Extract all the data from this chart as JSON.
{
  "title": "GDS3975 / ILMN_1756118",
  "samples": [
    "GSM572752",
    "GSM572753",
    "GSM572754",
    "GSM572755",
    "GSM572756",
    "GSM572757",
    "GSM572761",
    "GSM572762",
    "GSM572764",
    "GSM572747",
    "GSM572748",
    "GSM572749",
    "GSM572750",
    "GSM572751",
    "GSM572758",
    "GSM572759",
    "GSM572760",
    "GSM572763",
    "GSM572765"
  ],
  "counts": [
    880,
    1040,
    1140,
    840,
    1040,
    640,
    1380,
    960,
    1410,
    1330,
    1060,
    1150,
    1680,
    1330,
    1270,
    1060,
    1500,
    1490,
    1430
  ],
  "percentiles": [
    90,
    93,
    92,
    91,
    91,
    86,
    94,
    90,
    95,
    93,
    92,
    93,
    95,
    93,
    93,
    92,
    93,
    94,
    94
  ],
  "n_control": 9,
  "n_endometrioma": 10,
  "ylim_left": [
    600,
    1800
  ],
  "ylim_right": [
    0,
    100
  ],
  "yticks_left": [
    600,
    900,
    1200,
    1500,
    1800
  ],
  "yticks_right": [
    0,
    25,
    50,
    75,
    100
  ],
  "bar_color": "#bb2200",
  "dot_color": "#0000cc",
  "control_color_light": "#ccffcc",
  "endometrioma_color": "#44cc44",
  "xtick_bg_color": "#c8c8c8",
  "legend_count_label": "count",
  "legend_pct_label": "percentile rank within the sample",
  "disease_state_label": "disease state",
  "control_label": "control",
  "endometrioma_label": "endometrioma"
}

#### AIM:
Without changing a word, restate the whole listing.

#### EXPECTED ANSWER:
Extract all the data from this chart as JSON.
{
  "title": "GDS3975 / ILMN_1756118",
  "samples": [
    "GSM572752",
    "GSM572753",
    "GSM572754",
    "GSM572755",
    "GSM572756",
    "GSM572757",
    "GSM572761",
    "GSM572762",
    "GSM572764",
    "GSM572747",
    "GSM572748",
    "GSM572749",
    "GSM572750",
    "GSM572751",
    "GSM572758",
    "GSM572759",
    "GSM572760",
    "GSM572763",
    "GSM572765"
  ],
  "counts": [
    880,
    1040,
    1140,
    840,
    1040,
    640,
    1380,
    960,
    1410,
    1330,
    1060,
    1150,
    1680,
    1330,
    1270,
    1060,
    1500,
    1490,
    1430
  ],
  "percentiles": [
    90,
    93,
    92,
    91,
    91,
    86,
    94,
    90,
    95,
    93,
    92,
    93,
    95,
    93,
    93,
    92,
    93,
    94,
    94
  ],
  "n_control": 9,
  "n_endometrioma": 10,
  "ylim_left": [
    600,
    1800
  ],
  "ylim_right": [
    0,
    100
  ],
  "yticks_left": [
    600,
    900,
    1200,
    1500,
    1800
  ],
  "yticks_right": [
    0,
    25,
    50,
    75,
    100
  ],
  "bar_color": "#bb2200",
  "dot_color": "#0000cc",
  "control_color_light": "#ccffcc",
  "endometrioma_color": "#44cc44",
  "xtick_bg_color": "#c8c8c8",
  "legend_count_label": "count",
  "legend_pct_label": "percentile rank within the sample",
  "disease_state_label": "disease state",
  "control_label": "control",
  "endometrioma_label": "endometrioma"
}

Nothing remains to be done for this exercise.